- RECORDS PROVIDED
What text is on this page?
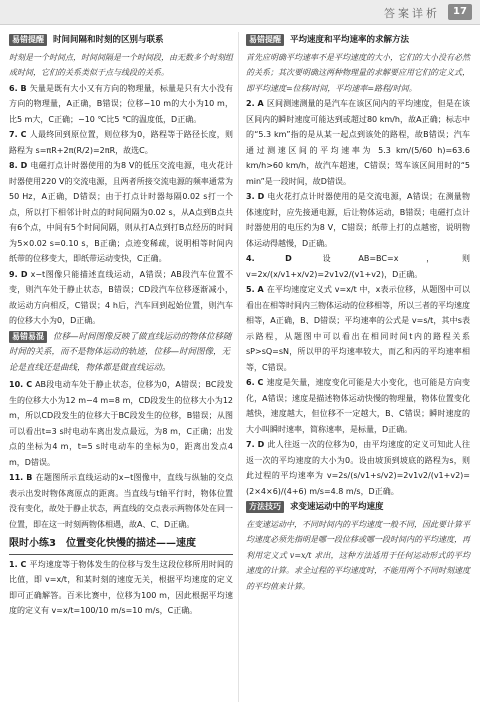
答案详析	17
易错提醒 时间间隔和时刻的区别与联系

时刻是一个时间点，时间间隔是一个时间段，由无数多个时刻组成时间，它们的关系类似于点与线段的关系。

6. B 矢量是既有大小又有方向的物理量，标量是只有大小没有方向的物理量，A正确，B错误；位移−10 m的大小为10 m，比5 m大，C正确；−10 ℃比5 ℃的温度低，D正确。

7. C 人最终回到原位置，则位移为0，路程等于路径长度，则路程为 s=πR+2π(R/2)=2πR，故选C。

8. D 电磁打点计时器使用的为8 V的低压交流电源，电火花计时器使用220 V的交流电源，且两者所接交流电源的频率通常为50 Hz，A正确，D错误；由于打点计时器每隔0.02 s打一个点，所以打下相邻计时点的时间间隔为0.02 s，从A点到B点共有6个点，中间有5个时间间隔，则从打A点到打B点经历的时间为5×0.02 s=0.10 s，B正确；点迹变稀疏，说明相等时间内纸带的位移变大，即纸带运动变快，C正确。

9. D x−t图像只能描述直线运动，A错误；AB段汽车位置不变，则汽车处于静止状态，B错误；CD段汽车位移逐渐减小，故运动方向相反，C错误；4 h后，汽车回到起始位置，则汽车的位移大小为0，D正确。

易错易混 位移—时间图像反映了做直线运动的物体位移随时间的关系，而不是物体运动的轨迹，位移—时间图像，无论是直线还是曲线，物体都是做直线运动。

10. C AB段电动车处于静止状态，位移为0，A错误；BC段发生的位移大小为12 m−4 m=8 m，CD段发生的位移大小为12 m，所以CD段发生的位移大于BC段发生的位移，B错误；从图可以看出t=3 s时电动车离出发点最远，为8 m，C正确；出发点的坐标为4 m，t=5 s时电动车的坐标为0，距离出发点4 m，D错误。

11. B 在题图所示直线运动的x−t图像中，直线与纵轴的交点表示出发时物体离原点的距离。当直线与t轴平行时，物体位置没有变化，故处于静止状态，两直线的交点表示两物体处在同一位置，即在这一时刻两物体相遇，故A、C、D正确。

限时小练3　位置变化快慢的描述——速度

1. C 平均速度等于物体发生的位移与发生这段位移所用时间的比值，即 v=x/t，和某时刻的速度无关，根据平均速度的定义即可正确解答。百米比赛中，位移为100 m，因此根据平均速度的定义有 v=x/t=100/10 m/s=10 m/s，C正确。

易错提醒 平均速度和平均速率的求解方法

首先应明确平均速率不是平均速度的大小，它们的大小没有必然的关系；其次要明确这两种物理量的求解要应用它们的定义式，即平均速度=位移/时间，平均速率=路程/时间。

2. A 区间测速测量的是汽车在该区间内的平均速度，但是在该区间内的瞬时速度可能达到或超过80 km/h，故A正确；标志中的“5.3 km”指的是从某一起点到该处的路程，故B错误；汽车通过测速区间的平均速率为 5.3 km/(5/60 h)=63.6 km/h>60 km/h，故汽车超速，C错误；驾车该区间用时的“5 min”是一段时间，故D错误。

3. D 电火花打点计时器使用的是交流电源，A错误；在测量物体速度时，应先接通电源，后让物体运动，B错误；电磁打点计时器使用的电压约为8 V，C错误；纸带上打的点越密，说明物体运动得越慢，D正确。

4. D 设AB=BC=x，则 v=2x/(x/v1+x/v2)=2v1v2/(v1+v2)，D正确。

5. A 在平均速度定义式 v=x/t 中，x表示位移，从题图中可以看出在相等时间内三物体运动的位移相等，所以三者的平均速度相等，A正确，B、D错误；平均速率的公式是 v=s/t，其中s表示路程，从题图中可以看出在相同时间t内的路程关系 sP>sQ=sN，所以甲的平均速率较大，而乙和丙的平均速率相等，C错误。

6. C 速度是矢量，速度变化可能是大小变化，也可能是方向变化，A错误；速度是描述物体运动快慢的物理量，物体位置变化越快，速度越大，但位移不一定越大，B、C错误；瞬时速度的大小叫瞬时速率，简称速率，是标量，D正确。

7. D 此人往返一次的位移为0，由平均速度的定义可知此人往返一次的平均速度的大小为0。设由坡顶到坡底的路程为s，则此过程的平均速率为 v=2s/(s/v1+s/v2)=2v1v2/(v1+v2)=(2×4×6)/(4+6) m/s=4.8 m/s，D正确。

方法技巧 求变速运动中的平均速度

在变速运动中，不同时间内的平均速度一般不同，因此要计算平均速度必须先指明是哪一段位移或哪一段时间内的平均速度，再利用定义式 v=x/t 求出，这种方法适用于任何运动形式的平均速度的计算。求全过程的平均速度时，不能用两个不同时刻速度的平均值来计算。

--

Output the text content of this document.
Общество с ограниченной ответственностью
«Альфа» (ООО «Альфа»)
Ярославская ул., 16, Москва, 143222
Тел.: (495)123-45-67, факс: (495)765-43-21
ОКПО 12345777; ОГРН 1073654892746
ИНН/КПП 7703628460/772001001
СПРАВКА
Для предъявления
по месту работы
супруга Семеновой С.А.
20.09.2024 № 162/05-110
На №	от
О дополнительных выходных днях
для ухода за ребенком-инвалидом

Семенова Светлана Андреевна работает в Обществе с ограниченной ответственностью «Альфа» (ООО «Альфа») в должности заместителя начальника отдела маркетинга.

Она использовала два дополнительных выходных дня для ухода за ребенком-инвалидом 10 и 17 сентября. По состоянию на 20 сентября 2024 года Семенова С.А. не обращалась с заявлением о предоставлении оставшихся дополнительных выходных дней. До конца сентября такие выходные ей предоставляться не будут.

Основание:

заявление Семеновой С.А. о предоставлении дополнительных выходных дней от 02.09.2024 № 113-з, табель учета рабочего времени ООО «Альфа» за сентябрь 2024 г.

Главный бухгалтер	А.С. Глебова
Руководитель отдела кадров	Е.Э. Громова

- TASK OBJECTIVE
Copy out every line of the data that includes the word "инвалидом".

- FINAL RESULT
для ухода за ребенком-инвалидом
Она использовала два дополнительных выходных дня для ухода за ребенком-инвалидом 10 и 17 сентября. По состоянию на 20 сентября 2024 года Семенова С.А. не обращалась с заявлением о предоставлении оставшихся дополнительных выходных дней. До конца сентября такие выходные ей предоставляться не будут.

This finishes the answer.